▸ Request
Scan the lines below for the word "xlabel". Copy each line you find it in.
::: Given information
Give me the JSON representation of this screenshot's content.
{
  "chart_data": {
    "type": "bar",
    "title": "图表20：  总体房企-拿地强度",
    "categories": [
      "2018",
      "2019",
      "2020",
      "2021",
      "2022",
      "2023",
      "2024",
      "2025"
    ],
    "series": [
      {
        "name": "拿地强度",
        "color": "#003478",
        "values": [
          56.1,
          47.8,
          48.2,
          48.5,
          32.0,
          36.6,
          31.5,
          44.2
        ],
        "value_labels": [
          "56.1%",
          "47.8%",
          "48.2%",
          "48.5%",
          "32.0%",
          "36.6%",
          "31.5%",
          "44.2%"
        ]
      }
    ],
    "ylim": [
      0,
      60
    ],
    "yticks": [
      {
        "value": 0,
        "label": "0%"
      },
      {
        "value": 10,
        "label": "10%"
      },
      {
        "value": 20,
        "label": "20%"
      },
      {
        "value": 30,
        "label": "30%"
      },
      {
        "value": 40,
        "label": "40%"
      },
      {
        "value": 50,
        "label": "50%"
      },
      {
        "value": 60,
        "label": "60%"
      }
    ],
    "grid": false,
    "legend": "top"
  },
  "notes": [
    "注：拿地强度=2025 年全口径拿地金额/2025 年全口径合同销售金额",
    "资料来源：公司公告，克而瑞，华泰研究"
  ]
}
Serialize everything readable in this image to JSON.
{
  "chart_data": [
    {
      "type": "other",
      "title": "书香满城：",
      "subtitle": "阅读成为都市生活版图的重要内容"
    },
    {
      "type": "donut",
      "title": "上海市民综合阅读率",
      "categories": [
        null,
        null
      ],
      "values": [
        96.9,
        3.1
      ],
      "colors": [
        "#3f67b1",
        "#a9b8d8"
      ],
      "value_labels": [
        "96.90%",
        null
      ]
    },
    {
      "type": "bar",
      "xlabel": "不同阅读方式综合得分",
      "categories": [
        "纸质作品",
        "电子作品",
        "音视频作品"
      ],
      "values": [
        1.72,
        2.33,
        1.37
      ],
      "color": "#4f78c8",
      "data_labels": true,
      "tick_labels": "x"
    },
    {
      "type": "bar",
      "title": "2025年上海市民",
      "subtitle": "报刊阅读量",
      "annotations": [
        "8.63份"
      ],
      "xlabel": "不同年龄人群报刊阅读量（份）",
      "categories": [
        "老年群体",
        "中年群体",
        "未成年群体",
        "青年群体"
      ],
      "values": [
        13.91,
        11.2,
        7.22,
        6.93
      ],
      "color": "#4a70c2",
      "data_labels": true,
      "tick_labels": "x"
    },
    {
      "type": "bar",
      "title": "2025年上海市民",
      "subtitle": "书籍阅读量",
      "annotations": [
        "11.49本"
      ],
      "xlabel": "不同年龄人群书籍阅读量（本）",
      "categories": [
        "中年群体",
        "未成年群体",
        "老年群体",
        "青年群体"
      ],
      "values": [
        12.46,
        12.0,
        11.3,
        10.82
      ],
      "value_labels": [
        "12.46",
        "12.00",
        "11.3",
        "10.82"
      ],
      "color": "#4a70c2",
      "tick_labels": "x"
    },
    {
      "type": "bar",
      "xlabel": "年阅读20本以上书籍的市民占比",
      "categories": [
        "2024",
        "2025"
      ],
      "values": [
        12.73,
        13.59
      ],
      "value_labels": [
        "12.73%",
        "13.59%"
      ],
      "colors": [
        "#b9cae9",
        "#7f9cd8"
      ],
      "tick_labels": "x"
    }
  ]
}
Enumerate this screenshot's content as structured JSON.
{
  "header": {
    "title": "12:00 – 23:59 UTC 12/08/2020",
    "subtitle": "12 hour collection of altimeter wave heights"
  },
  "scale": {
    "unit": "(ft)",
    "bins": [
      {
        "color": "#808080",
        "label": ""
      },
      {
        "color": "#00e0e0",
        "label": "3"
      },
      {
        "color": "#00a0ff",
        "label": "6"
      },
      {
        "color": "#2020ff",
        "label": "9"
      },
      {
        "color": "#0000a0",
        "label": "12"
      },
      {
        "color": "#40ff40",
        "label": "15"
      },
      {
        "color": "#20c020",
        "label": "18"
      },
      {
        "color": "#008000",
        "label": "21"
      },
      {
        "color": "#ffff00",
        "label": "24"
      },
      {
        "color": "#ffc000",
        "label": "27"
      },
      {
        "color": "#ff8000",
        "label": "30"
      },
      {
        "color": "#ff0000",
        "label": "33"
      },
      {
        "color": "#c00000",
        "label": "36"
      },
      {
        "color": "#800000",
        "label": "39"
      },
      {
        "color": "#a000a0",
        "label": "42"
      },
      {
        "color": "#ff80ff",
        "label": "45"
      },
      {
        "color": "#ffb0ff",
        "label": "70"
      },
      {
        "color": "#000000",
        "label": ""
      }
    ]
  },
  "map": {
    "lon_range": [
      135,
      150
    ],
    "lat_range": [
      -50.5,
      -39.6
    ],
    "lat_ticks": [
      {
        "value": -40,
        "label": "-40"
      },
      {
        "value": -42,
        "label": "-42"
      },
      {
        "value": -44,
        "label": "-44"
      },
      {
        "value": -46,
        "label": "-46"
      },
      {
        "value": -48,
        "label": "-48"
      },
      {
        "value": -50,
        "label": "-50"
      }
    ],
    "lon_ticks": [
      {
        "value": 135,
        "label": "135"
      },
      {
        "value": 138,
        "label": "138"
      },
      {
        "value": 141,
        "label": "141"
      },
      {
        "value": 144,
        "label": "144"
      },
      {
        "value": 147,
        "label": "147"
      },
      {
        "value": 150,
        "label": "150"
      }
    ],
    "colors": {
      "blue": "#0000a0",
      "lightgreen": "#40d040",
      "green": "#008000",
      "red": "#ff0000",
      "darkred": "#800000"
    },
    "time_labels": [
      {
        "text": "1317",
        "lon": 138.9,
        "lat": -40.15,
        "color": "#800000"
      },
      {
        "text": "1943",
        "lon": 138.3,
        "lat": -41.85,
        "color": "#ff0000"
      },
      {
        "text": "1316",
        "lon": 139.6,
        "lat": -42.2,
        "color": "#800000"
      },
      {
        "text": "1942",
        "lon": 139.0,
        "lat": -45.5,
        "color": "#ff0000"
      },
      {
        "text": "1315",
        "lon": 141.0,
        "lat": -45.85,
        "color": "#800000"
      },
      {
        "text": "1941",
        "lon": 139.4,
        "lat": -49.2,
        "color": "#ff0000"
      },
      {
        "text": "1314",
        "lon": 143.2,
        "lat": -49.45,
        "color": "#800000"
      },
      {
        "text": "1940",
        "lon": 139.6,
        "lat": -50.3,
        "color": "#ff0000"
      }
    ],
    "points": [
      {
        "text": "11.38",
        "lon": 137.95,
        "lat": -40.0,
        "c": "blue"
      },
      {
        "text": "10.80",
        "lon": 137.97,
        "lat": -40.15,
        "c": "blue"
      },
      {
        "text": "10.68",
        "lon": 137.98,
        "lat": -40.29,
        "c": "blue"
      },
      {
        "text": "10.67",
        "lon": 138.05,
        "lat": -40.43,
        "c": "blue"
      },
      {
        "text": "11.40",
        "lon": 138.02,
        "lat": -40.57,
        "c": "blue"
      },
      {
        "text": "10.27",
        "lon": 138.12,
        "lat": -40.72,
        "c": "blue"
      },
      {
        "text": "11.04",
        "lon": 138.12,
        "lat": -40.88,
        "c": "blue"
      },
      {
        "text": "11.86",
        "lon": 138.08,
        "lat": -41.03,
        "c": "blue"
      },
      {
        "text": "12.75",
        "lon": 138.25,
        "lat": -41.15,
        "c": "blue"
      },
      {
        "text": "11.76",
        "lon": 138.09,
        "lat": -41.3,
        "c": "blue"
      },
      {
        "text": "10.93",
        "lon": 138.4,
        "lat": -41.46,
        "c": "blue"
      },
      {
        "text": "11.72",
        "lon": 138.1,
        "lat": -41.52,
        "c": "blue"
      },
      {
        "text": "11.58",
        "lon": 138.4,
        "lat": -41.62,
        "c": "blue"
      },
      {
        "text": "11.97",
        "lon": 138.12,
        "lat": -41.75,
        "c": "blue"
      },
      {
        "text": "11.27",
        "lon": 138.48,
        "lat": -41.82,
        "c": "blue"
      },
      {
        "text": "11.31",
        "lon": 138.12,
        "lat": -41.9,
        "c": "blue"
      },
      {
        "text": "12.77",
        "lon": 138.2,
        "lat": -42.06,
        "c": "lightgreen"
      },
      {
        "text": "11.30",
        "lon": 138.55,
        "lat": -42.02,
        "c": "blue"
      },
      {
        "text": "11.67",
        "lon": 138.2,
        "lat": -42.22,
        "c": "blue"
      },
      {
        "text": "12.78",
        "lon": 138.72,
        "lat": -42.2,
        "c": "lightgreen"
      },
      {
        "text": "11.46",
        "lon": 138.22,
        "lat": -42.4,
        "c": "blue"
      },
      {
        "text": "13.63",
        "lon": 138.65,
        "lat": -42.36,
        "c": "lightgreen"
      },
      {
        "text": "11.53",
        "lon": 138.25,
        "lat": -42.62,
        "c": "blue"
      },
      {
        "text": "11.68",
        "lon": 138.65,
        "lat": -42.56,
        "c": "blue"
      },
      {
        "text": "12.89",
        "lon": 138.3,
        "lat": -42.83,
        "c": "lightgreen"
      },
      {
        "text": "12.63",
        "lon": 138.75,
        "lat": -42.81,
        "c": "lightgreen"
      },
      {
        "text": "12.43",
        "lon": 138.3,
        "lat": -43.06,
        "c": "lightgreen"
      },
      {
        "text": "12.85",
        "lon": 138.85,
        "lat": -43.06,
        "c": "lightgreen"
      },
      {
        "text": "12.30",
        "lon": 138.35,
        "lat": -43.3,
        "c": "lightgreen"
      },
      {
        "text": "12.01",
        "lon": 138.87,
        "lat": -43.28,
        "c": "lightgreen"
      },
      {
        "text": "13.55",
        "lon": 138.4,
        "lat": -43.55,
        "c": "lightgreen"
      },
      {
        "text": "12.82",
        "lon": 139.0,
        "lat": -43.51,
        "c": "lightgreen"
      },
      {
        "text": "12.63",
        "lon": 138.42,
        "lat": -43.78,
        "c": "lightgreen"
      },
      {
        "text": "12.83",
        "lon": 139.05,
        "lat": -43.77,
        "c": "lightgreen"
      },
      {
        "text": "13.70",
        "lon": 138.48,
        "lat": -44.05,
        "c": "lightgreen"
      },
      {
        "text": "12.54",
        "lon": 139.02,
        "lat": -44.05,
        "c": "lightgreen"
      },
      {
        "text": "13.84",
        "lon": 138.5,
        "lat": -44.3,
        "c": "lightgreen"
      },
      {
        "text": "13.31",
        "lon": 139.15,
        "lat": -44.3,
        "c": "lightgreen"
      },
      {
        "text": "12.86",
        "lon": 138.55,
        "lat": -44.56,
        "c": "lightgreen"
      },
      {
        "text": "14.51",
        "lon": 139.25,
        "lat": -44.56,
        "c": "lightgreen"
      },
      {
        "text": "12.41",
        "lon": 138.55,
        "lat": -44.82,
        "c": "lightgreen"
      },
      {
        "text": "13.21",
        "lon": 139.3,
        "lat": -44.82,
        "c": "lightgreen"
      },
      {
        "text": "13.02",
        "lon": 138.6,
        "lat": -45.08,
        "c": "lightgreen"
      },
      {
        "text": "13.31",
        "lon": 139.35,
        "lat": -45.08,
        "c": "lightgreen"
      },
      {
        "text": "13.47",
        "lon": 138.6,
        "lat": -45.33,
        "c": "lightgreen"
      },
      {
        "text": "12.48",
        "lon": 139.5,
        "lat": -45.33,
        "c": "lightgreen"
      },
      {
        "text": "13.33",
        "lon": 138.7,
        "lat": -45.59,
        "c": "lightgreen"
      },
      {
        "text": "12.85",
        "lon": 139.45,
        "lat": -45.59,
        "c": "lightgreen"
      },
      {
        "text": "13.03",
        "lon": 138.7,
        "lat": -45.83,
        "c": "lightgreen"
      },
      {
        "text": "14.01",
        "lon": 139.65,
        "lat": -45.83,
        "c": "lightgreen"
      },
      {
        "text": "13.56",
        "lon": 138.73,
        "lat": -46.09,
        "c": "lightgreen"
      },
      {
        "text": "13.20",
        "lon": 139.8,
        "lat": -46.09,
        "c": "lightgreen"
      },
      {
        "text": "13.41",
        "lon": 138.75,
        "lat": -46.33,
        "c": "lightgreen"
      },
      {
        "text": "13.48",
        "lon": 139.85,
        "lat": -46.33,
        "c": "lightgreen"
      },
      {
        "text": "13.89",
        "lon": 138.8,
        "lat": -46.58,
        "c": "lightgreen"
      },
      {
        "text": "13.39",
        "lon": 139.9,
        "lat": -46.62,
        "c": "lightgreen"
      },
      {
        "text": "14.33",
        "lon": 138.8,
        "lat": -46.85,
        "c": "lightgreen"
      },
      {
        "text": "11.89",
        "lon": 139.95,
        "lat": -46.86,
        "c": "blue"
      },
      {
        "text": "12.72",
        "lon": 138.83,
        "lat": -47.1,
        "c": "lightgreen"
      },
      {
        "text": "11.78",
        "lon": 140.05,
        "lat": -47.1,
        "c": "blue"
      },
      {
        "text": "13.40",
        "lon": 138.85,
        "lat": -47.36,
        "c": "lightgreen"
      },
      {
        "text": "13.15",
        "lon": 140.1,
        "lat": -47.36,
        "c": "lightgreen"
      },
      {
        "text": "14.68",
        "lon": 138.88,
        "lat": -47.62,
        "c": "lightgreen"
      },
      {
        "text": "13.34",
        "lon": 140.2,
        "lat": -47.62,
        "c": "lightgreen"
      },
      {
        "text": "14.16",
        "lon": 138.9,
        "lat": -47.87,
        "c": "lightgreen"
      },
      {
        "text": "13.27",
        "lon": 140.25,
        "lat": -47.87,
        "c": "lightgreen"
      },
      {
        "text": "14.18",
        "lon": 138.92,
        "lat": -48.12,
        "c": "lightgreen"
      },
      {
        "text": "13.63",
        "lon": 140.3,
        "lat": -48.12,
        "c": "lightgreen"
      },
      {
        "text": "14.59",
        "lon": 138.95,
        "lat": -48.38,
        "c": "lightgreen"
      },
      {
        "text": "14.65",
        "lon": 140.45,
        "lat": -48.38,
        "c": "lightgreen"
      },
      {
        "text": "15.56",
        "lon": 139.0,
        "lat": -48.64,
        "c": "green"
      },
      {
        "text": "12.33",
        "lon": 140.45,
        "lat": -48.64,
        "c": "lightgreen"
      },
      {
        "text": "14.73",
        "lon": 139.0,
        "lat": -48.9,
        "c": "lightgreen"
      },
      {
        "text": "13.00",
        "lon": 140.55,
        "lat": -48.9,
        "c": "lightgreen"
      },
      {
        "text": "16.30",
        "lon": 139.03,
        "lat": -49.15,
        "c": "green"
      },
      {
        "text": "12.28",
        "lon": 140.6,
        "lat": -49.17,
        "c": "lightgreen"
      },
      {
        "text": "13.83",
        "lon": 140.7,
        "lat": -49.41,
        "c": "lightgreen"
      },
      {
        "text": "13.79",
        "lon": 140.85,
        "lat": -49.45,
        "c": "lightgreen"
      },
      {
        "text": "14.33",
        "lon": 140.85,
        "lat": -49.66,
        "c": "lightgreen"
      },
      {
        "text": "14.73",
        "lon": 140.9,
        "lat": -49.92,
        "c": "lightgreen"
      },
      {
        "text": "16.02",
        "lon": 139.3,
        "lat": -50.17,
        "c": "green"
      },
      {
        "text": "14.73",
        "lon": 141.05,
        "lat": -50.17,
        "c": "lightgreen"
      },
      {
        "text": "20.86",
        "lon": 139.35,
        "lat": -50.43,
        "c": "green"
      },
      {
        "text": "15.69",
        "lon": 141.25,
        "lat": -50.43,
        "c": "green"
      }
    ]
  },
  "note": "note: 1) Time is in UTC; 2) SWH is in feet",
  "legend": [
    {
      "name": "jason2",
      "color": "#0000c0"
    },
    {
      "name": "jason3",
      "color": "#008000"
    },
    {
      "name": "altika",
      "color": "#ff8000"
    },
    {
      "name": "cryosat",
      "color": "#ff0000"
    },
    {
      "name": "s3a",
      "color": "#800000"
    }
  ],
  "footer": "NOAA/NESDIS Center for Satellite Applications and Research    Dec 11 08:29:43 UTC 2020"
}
::::::
▸ Response to this task
      "xlabel": "不同阅读方式综合得分",
      "xlabel": "不同年龄人群报刊阅读量（份）",
      "xlabel": "不同年龄人群书籍阅读量（本）",
      "xlabel": "年阅读20本以上书籍的市民占比",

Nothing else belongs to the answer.